----- Dataset -----
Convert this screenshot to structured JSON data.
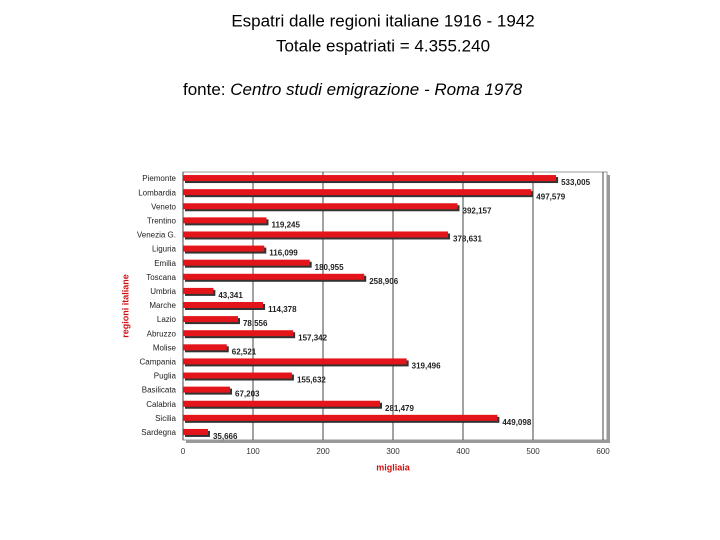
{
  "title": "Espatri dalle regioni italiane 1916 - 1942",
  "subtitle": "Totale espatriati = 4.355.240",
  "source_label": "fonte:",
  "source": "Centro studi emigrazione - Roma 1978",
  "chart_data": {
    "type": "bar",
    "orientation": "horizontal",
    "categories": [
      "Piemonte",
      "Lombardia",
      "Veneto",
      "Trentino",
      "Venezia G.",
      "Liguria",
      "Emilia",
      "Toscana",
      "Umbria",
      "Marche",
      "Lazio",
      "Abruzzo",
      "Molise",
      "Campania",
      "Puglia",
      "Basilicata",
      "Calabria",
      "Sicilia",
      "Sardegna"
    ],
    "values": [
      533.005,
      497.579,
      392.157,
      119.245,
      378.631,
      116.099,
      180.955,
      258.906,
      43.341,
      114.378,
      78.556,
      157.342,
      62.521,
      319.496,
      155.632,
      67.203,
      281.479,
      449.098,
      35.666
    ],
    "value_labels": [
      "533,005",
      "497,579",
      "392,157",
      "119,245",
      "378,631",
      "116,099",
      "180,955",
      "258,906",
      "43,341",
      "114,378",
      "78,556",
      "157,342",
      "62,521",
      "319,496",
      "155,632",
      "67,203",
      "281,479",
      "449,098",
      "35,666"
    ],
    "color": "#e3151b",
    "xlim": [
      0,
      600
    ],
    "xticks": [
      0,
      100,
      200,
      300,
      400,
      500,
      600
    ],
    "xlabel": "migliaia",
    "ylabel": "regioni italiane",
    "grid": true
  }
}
-----
----- Dataset -----
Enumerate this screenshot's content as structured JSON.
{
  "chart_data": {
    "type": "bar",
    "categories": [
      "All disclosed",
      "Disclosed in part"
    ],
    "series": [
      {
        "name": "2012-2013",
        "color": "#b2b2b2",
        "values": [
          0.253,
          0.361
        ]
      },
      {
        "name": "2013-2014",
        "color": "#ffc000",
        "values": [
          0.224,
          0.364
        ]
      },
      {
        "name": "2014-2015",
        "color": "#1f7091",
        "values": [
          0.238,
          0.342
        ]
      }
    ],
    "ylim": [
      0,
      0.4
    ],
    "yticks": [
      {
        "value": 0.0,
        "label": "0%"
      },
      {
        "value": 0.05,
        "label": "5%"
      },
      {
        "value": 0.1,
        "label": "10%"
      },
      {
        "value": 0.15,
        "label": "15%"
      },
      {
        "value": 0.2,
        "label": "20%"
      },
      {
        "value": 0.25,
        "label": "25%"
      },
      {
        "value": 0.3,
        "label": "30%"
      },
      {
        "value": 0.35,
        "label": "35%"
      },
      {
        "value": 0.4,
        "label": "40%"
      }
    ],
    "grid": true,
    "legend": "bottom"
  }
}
-----
→ Task objective
Every line that holds the string "screenshot" should be returned.

→ The output
Convert this screenshot to structured JSON data.
Enumerate this screenshot's content as structured JSON.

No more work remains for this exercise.